Format the items in the stretch from the line containing "reply-value: Dentista [985,1207,1041,1224]" through the line containing "reply-value: ➡️ Próximo [770,884,849,901]" as a numbered list, omitting any blank lines.

### Materials provided

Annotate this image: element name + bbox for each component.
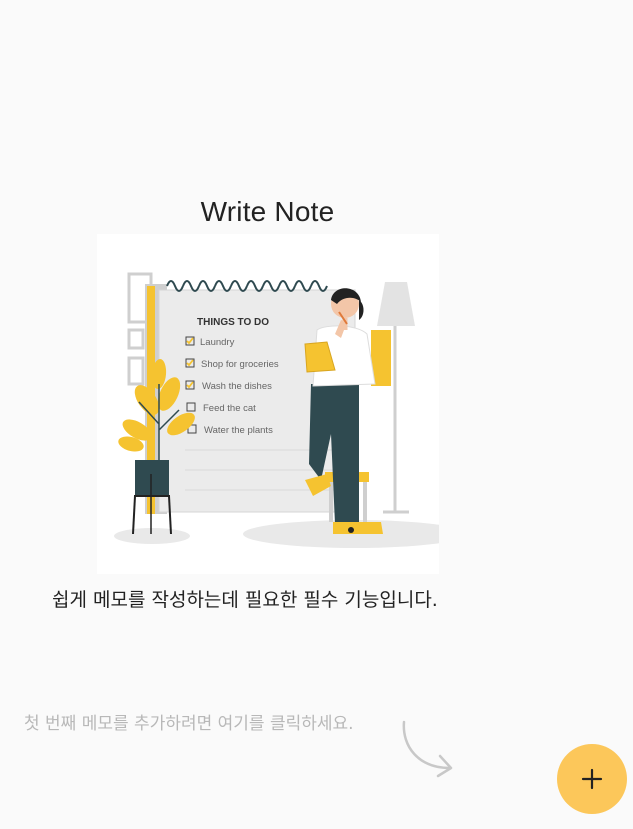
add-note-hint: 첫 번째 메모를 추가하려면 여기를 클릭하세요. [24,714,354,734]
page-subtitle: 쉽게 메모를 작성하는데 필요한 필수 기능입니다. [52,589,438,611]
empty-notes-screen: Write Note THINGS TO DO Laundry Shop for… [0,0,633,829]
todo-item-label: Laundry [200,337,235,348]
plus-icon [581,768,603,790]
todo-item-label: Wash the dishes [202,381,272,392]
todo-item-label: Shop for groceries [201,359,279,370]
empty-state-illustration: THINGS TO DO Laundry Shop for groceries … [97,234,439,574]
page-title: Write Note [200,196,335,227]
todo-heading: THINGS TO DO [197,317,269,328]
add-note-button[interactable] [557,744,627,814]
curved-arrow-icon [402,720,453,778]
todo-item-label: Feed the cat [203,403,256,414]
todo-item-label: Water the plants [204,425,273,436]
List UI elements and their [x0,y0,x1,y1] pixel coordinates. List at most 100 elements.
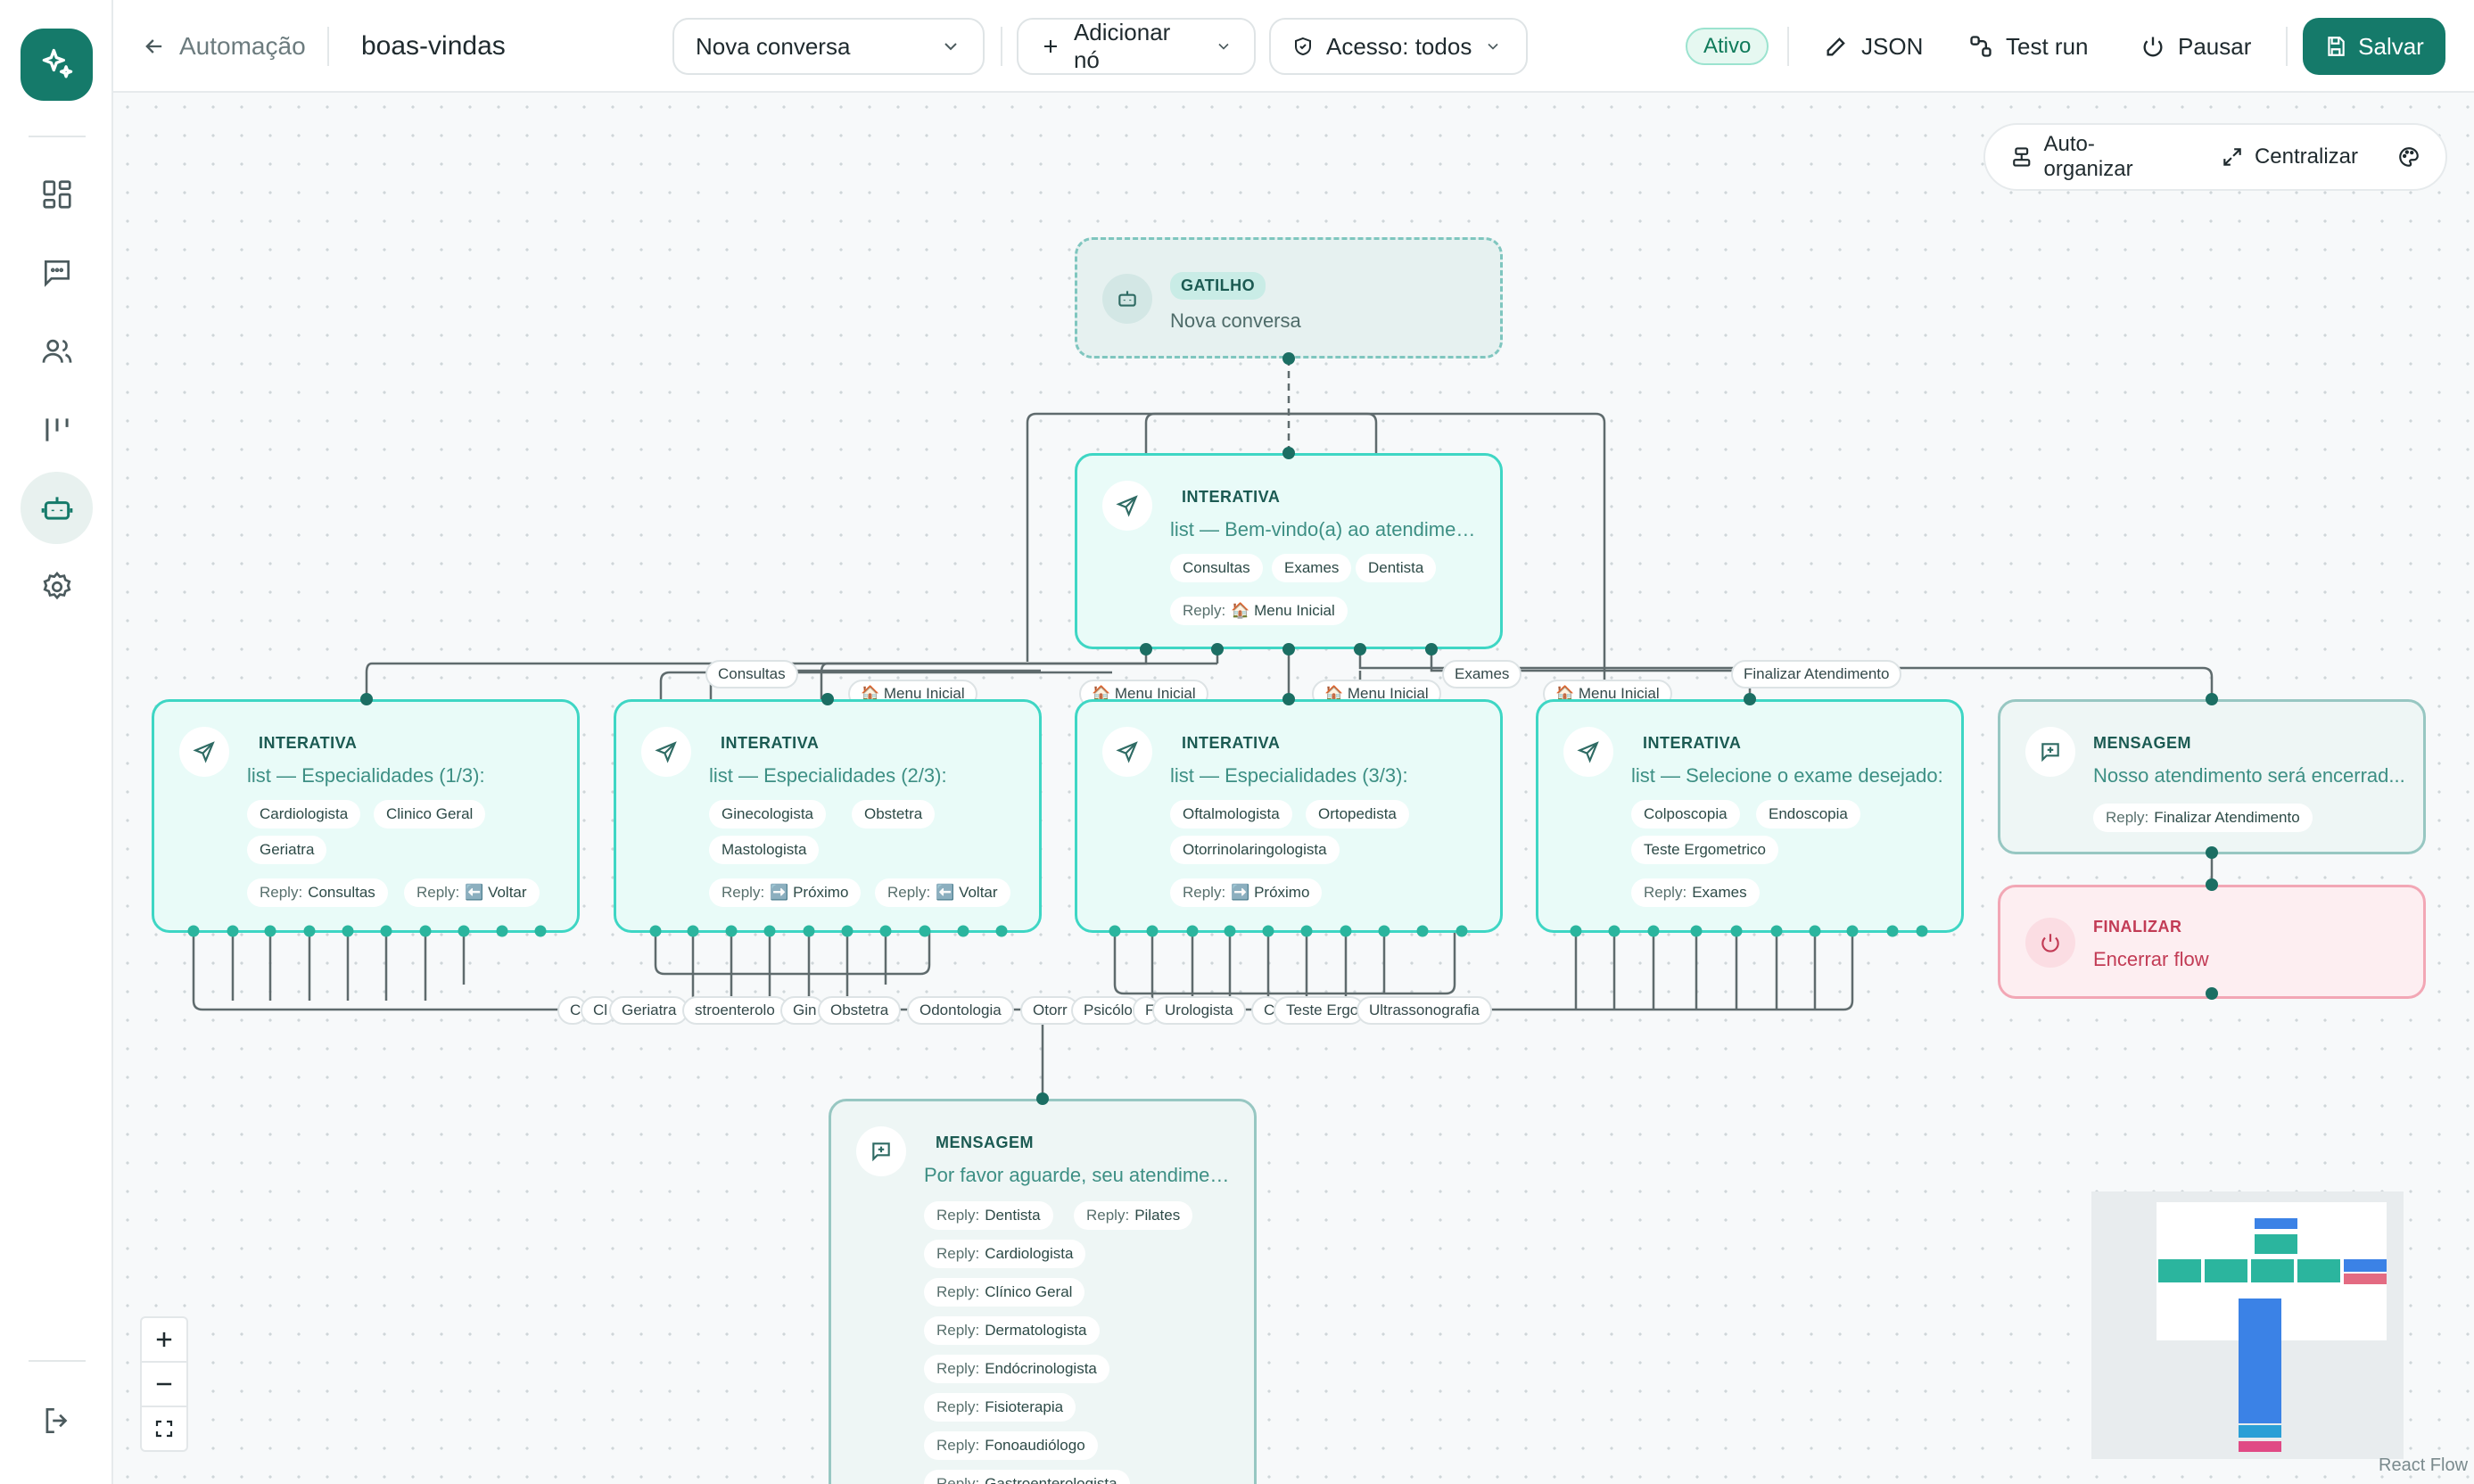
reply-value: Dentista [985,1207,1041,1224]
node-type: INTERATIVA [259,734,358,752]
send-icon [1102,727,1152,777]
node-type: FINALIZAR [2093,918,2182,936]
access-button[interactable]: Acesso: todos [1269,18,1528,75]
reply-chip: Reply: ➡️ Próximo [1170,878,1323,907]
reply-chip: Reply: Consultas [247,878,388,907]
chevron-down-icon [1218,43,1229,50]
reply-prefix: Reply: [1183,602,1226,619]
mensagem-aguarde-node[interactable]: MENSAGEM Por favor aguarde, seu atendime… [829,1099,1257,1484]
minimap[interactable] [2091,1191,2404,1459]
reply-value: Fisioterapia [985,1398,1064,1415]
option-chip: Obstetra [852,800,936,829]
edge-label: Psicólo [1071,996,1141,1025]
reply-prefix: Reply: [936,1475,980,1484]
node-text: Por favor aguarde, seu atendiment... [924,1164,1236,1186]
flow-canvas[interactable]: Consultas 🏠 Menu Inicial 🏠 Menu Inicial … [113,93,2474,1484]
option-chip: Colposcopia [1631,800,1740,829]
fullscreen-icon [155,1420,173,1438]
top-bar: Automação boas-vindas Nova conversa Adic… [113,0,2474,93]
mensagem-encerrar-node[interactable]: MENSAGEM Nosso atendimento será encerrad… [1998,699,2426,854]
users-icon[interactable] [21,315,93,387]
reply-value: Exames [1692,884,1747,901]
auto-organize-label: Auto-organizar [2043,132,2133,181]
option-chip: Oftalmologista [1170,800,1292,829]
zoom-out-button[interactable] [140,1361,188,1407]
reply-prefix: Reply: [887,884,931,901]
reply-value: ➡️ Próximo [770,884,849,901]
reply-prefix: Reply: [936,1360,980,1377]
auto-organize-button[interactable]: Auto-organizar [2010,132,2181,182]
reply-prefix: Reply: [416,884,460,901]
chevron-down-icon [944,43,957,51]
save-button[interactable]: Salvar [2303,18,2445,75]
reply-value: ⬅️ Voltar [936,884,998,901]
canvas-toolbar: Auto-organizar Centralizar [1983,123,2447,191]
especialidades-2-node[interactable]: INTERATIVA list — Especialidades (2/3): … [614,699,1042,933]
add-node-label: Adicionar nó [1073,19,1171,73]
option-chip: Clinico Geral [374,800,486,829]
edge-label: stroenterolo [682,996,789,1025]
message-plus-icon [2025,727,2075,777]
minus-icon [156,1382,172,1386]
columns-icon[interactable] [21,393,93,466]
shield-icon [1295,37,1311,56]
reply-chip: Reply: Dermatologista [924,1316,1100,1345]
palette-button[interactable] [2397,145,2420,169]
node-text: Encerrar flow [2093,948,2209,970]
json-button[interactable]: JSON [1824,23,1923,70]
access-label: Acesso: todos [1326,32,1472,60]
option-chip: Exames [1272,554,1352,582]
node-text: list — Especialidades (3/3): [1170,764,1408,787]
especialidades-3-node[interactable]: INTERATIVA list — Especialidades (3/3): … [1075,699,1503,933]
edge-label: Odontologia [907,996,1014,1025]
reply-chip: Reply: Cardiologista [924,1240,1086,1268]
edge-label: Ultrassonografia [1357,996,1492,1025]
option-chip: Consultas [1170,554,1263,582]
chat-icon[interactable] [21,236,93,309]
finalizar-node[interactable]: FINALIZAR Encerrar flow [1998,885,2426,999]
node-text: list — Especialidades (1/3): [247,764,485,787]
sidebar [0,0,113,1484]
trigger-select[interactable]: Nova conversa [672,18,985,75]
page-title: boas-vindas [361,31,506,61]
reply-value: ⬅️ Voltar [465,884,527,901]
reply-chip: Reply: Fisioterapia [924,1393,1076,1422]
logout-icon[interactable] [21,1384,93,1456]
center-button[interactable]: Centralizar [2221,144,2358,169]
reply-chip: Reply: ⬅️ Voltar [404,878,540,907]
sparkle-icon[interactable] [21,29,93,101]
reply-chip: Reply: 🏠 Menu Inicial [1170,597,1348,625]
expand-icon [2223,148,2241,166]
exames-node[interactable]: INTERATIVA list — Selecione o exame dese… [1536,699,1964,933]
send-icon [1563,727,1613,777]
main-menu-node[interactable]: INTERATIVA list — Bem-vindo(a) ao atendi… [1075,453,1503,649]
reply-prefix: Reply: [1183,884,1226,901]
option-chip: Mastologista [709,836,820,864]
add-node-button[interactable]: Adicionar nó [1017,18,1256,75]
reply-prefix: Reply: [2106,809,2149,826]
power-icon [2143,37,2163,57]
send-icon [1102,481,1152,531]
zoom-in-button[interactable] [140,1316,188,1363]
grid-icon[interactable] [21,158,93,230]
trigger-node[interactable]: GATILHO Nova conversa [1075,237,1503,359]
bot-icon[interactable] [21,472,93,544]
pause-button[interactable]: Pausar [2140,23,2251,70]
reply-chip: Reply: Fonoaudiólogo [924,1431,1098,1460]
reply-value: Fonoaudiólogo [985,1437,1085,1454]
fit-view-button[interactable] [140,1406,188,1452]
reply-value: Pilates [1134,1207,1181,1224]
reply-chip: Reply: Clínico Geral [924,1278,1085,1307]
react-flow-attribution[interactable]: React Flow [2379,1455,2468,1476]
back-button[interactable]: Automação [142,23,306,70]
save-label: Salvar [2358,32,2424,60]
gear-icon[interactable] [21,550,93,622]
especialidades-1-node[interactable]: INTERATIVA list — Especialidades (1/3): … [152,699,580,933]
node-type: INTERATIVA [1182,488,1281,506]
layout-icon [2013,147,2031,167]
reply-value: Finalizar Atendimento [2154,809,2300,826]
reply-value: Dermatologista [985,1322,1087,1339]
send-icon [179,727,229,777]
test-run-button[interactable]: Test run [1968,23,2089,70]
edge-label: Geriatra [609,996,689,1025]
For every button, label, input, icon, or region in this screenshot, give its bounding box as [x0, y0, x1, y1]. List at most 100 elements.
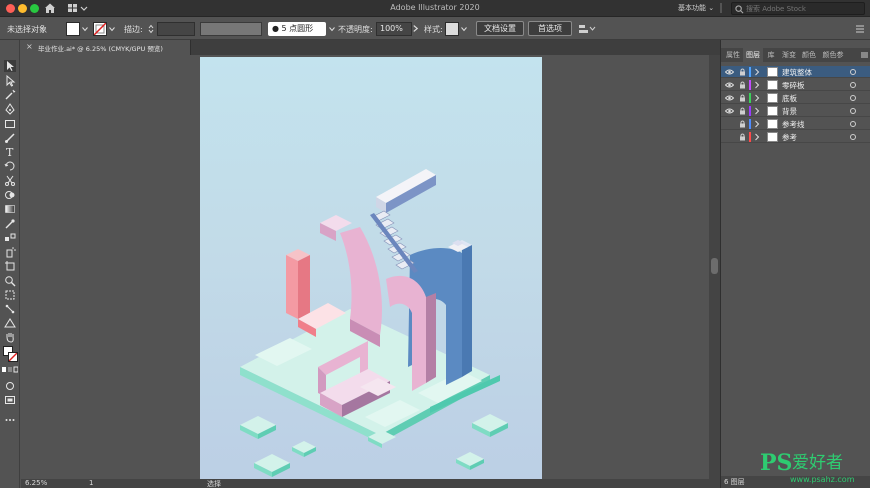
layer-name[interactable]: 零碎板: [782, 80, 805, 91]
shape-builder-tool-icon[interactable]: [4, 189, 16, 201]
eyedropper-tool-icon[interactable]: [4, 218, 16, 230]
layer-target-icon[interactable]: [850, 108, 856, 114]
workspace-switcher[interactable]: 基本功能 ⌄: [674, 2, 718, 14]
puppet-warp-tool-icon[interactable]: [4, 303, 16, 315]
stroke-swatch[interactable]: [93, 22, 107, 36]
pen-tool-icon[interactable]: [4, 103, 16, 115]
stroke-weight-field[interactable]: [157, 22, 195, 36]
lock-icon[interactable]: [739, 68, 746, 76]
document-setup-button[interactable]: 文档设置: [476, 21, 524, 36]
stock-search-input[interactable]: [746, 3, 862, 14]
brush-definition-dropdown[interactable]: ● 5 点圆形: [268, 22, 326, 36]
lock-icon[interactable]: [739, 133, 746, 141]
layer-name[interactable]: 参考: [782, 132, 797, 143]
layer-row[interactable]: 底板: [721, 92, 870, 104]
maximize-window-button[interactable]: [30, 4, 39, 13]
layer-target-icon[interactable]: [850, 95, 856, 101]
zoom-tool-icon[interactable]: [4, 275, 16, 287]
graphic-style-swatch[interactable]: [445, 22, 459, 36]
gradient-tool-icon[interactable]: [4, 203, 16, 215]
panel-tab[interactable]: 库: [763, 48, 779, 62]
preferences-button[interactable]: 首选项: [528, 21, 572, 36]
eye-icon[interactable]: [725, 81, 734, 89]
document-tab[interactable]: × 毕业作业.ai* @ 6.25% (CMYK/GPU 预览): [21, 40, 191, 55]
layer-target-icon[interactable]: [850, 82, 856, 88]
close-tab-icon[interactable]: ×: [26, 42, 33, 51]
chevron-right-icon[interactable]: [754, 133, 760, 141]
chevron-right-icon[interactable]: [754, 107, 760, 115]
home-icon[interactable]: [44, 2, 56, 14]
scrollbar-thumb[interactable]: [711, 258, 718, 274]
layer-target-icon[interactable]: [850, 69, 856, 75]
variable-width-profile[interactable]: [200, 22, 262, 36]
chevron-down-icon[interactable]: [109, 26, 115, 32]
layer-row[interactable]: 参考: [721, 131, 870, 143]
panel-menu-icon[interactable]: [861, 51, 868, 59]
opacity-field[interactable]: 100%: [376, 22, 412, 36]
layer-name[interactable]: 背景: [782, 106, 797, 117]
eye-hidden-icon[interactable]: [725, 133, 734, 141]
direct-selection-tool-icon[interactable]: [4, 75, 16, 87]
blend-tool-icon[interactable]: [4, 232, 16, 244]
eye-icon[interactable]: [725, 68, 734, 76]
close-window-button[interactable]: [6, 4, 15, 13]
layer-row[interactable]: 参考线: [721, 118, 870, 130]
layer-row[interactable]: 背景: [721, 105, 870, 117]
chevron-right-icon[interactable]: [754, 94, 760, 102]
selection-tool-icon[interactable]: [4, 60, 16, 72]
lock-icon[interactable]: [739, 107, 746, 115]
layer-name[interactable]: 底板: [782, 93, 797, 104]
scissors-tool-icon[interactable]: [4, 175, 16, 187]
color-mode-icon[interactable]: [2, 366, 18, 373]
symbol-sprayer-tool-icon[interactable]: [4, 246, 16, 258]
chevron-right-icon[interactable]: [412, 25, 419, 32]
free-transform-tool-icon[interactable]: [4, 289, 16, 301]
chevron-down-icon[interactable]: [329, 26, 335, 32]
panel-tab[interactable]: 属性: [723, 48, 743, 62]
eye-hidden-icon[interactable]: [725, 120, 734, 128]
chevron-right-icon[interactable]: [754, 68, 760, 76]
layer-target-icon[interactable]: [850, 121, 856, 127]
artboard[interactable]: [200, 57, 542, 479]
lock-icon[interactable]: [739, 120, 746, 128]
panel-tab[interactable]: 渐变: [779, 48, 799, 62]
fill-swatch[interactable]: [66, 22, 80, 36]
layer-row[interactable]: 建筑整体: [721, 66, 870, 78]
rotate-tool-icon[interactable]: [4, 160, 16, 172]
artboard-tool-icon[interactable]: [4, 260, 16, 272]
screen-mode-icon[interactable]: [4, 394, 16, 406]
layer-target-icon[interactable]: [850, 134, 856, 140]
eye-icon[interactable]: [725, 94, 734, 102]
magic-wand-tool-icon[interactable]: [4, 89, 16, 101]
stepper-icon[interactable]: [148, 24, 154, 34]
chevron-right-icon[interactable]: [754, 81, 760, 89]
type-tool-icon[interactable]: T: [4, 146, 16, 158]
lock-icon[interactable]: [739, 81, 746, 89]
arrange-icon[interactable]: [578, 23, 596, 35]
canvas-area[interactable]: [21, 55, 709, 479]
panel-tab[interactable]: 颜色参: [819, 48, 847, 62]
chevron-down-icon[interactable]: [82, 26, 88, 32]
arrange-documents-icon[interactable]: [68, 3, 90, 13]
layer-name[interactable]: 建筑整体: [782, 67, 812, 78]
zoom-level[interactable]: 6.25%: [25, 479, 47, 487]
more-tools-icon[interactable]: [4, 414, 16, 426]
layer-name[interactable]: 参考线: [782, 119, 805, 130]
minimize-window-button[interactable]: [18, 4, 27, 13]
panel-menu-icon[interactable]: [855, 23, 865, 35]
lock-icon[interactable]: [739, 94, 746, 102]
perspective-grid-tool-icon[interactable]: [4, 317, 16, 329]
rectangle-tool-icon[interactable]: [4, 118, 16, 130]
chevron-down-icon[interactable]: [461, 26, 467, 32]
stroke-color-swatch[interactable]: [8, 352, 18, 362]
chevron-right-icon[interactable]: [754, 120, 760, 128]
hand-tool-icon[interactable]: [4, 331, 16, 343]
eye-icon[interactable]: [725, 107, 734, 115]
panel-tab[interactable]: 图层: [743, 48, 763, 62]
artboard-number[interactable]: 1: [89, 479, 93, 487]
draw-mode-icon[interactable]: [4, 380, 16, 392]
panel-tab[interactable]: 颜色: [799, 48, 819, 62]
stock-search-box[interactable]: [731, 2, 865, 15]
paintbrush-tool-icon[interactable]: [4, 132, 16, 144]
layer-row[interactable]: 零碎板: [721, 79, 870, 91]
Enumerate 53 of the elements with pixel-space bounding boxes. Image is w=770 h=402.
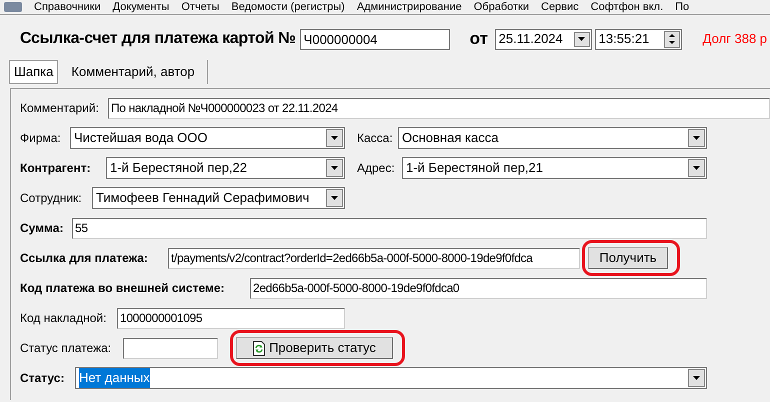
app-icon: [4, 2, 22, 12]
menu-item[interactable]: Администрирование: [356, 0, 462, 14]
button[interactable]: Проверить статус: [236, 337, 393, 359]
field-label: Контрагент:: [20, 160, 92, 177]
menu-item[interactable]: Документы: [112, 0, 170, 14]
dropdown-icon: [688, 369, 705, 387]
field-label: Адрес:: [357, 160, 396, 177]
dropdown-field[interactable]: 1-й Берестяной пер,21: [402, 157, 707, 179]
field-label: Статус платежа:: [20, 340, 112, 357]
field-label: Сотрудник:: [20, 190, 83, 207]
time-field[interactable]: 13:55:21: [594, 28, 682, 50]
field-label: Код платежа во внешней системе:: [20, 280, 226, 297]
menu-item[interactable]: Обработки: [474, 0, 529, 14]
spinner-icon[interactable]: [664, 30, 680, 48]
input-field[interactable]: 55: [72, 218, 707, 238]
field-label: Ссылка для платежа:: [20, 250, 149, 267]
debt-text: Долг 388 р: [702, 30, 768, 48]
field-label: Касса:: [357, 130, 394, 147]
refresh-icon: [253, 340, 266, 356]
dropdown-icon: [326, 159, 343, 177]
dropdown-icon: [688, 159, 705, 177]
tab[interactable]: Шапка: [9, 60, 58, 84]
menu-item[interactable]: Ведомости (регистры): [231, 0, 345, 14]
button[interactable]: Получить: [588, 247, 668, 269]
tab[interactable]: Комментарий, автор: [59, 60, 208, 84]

######

• Complete response:
1. reply-value: Dentista [985,1207,1041,1224]
2. node-type: INTERATIVA [259,734,358,752]
3. send-icon [1102,727,1152,777]
4. node-type: FINALIZAR [2093,918,2182,936]
5. access-button[interactable]: Acesso: todos [1269,18,1528,75]
6. reply-chip: Reply: ➡️ Próximo [1170,878,1323,907]
7. reply-chip: Reply: Consultas [247,878,388,907]
8. chevron-down-icon [1218,43,1229,50]
9. reply-prefix: Reply: [1183,602,1226,619]
10. mensagem-aguarde-node[interactable]: MENSAGEM Por favor aguarde, seu atendime… [829,1099,1257,1484]
11. minimap[interactable] [2091,1191,2404,1459]
12. reply-value: Fisioterapia [985,1398,1064,1415]
13. option-chip: Obstetra [852,800,936,829]
14. edge-label: Psicólo [1071,996,1141,1025]
15. reply-prefix: Reply: [936,1475,980,1484]
16. node-text: Por favor aguarde, seu atendiment... [924,1164,1236,1186]
17. flow-canvas[interactable]: Consultas 🏠 Menu Inicial 🏠 Menu Inicial … [113,93,2474,1484]
18. option-chip: Colposcopia [1631,800,1740,829]
19. fullscreen-icon [155,1420,173,1438]
20. top-bar: Automação boas-vindas Nova conversa Adic… [113,0,2474,93]
21. mensagem-encerrar-node[interactable]: MENSAGEM Nosso atendimento será encerrad… [1998,699,2426,854]
22. users-icon[interactable] [21,315,93,387]
23. reply-value: Exames [1692,884,1747,901]
24. auto-organize-label: Auto-organizar [2043,132,2133,181]
25. option-chip: Oftalmologista [1170,800,1292,829]
26. zoom-out-button[interactable] [140,1361,188,1407]
27. reply-prefix: Reply: [887,884,931,901]
28. reply-value: ➡️ Próximo [770,884,849,901]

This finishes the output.